**What the exercise asks**
Repeat the entries that appear below, exactly as they are given.

**Provided entries**
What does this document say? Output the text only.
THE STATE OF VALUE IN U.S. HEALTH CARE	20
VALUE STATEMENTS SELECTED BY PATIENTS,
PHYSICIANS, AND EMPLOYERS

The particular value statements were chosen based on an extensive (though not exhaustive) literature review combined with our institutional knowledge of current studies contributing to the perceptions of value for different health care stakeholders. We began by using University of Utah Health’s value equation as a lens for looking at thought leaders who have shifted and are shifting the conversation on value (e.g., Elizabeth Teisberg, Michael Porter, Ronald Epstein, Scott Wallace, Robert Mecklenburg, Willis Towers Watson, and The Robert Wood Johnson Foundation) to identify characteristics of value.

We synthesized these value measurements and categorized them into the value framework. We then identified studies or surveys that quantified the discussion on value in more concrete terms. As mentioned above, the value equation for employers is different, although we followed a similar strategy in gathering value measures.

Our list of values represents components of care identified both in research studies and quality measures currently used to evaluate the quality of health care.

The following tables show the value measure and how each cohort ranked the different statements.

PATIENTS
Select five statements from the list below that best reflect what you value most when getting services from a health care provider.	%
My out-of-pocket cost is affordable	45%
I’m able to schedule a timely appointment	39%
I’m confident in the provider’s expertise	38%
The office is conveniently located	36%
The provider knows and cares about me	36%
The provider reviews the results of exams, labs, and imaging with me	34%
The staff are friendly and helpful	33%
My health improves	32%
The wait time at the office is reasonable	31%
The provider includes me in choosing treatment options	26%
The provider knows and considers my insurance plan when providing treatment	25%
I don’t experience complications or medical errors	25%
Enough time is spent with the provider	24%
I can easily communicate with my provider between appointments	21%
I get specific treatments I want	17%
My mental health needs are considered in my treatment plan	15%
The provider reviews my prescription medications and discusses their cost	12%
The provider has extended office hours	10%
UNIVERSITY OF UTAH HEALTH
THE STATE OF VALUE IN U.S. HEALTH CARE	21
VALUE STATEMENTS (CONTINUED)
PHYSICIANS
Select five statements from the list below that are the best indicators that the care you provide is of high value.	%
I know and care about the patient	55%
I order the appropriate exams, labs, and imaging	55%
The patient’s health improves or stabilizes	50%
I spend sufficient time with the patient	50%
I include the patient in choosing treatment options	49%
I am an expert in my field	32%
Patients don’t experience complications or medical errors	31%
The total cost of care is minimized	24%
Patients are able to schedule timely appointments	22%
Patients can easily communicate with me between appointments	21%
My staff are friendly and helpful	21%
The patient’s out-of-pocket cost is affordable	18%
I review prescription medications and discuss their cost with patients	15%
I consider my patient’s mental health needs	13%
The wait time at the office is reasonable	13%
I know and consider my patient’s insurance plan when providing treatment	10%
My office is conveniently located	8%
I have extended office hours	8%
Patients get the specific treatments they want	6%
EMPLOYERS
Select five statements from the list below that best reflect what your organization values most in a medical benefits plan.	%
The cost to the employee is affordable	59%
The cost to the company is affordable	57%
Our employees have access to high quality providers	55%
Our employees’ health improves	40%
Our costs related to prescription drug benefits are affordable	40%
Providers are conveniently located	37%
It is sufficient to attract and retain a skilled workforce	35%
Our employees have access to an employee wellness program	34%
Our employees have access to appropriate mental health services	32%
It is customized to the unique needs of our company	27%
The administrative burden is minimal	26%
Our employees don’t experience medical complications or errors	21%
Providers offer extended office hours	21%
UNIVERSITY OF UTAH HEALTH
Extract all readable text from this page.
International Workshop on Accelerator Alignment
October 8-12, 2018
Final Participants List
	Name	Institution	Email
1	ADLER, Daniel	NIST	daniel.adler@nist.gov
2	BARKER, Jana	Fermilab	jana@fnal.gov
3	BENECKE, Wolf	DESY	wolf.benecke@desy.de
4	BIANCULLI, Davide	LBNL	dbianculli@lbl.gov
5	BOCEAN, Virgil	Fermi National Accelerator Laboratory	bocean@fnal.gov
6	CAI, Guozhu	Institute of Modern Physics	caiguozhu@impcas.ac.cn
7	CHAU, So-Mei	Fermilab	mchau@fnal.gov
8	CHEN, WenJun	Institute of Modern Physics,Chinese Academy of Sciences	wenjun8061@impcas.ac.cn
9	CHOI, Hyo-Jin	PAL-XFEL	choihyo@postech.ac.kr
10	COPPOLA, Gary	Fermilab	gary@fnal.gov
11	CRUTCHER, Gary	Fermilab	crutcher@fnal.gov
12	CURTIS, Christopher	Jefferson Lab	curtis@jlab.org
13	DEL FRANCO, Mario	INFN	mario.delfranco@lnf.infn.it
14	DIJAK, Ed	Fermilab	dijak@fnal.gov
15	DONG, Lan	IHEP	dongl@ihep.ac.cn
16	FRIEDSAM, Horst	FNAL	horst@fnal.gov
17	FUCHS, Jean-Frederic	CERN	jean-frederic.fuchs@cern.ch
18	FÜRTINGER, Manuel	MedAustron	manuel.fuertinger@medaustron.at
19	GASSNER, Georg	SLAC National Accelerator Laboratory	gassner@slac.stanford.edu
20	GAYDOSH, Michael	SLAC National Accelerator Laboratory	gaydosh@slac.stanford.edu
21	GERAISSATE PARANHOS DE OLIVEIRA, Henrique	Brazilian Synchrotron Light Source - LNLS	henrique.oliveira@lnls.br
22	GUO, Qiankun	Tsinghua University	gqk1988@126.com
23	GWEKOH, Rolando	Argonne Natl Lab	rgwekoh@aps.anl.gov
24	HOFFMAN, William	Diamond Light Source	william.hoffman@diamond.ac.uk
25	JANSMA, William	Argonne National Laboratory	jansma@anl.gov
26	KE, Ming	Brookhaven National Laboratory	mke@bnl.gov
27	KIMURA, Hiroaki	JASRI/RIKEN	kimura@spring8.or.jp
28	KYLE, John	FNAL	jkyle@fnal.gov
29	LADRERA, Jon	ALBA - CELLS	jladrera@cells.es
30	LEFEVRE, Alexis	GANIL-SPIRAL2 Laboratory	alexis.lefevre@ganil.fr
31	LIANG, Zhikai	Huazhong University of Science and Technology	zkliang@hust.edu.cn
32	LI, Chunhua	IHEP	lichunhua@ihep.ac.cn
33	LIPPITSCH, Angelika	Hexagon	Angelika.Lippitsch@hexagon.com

**Written solution**
What does this document say? Output the text only.
THE STATE OF VALUE IN U.S. HEALTH CARE	20
VALUE STATEMENTS SELECTED BY PATIENTS,
PHYSICIANS, AND EMPLOYERS

The particular value statements were chosen based on an extensive (though not exhaustive) literature review combined with our institutional knowledge of current studies contributing to the perceptions of value for different health care stakeholders. We began by using University of Utah Health’s value equation as a lens for looking at thought leaders who have shifted and are shifting the conversation on value (e.g., Elizabeth Teisberg, Michael Porter, Ronald Epstein, Scott Wallace, Robert Mecklenburg, Willis Towers Watson, and The Robert Wood Johnson Foundation) to identify characteristics of value.

We synthesized these value measurements and categorized them into the value framework. We then identified studies or surveys that quantified the discussion on value in more concrete terms. As mentioned above, the value equation for employers is different, although we followed a similar strategy in gathering value measures.

Our list of values represents components of care identified both in research studies and quality measures currently used to evaluate the quality of health care.

The following tables show the value measure and how each cohort ranked the different statements.

PATIENTS
Select five statements from the list below that best reflect what you value most when getting services from a health care provider.	%
My out-of-pocket cost is affordable	45%
I’m able to schedule a timely appointment	39%
I’m confident in the provider’s expertise	38%
The office is conveniently located	36%
The provider knows and cares about me	36%
The provider reviews the results of exams, labs, and imaging with me	34%
The staff are friendly and helpful	33%
My health improves	32%
The wait time at the office is reasonable	31%
The provider includes me in choosing treatment options	26%
The provider knows and considers my insurance plan when providing treatment	25%
I don’t experience complications or medical errors	25%
Enough time is spent with the provider	24%
I can easily communicate with my provider between appointments	21%
I get specific treatments I want	17%
My mental health needs are considered in my treatment plan	15%
The provider reviews my prescription medications and discusses their cost	12%
The provider has extended office hours	10%
UNIVERSITY OF UTAH HEALTH
THE STATE OF VALUE IN U.S. HEALTH CARE	21
VALUE STATEMENTS (CONTINUED)
PHYSICIANS
Select five statements from the list below that are the best indicators that the care you provide is of high value.	%
I know and care about the patient	55%
I order the appropriate exams, labs, and imaging	55%
The patient’s health improves or stabilizes	50%
I spend sufficient time with the patient	50%
I include the patient in choosing treatment options	49%
I am an expert in my field	32%
Patients don’t experience complications or medical errors	31%
The total cost of care is minimized	24%
Patients are able to schedule timely appointments	22%
Patients can easily communicate with me between appointments	21%
My staff are friendly and helpful	21%
The patient’s out-of-pocket cost is affordable	18%
I review prescription medications and discuss their cost with patients	15%
I consider my patient’s mental health needs	13%
The wait time at the office is reasonable	13%
I know and consider my patient’s insurance plan when providing treatment	10%
My office is conveniently located	8%
I have extended office hours	8%
Patients get the specific treatments they want	6%
EMPLOYERS
Select five statements from the list below that best reflect what your organization values most in a medical benefits plan.	%
The cost to the employee is affordable	59%
The cost to the company is affordable	57%
Our employees have access to high quality providers	55%
Our employees’ health improves	40%
Our costs related to prescription drug benefits are affordable	40%
Providers are conveniently located	37%
It is sufficient to attract and retain a skilled workforce	35%
Our employees have access to an employee wellness program	34%
Our employees have access to appropriate mental health services	32%
It is customized to the unique needs of our company	27%
The administrative burden is minimal	26%
Our employees don’t experience medical complications or errors	21%
Providers offer extended office hours	21%
UNIVERSITY OF UTAH HEALTH
Extract all readable text from this page.
International Workshop on Accelerator Alignment
October 8-12, 2018
Final Participants List
	Name	Institution	Email
1	ADLER, Daniel	NIST	daniel.adler@nist.gov
2	BARKER, Jana	Fermilab	jana@fnal.gov
3	BENECKE, Wolf	DESY	wolf.benecke@desy.de
4	BIANCULLI, Davide	LBNL	dbianculli@lbl.gov
5	BOCEAN, Virgil	Fermi National Accelerator Laboratory	bocean@fnal.gov
6	CAI, Guozhu	Institute of Modern Physics	caiguozhu@impcas.ac.cn
7	CHAU, So-Mei	Fermilab	mchau@fnal.gov
8	CHEN, WenJun	Institute of Modern Physics,Chinese Academy of Sciences	wenjun8061@impcas.ac.cn
9	CHOI, Hyo-Jin	PAL-XFEL	choihyo@postech.ac.kr
10	COPPOLA, Gary	Fermilab	gary@fnal.gov
11	CRUTCHER, Gary	Fermilab	crutcher@fnal.gov
12	CURTIS, Christopher	Jefferson Lab	curtis@jlab.org
13	DEL FRANCO, Mario	INFN	mario.delfranco@lnf.infn.it
14	DIJAK, Ed	Fermilab	dijak@fnal.gov
15	DONG, Lan	IHEP	dongl@ihep.ac.cn
16	FRIEDSAM, Horst	FNAL	horst@fnal.gov
17	FUCHS, Jean-Frederic	CERN	jean-frederic.fuchs@cern.ch
18	FÜRTINGER, Manuel	MedAustron	manuel.fuertinger@medaustron.at
19	GASSNER, Georg	SLAC National Accelerator Laboratory	gassner@slac.stanford.edu
20	GAYDOSH, Michael	SLAC National Accelerator Laboratory	gaydosh@slac.stanford.edu
21	GERAISSATE PARANHOS DE OLIVEIRA, Henrique	Brazilian Synchrotron Light Source - LNLS	henrique.oliveira@lnls.br
22	GUO, Qiankun	Tsinghua University	gqk1988@126.com
23	GWEKOH, Rolando	Argonne Natl Lab	rgwekoh@aps.anl.gov
24	HOFFMAN, William	Diamond Light Source	william.hoffman@diamond.ac.uk
25	JANSMA, William	Argonne National Laboratory	jansma@anl.gov
26	KE, Ming	Brookhaven National Laboratory	mke@bnl.gov
27	KIMURA, Hiroaki	JASRI/RIKEN	kimura@spring8.or.jp
28	KYLE, John	FNAL	jkyle@fnal.gov
29	LADRERA, Jon	ALBA - CELLS	jladrera@cells.es
30	LEFEVRE, Alexis	GANIL-SPIRAL2 Laboratory	alexis.lefevre@ganil.fr
31	LIANG, Zhikai	Huazhong University of Science and Technology	zkliang@hust.edu.cn
32	LI, Chunhua	IHEP	lichunhua@ihep.ac.cn
33	LIPPITSCH, Angelika	Hexagon	Angelika.Lippitsch@hexagon.com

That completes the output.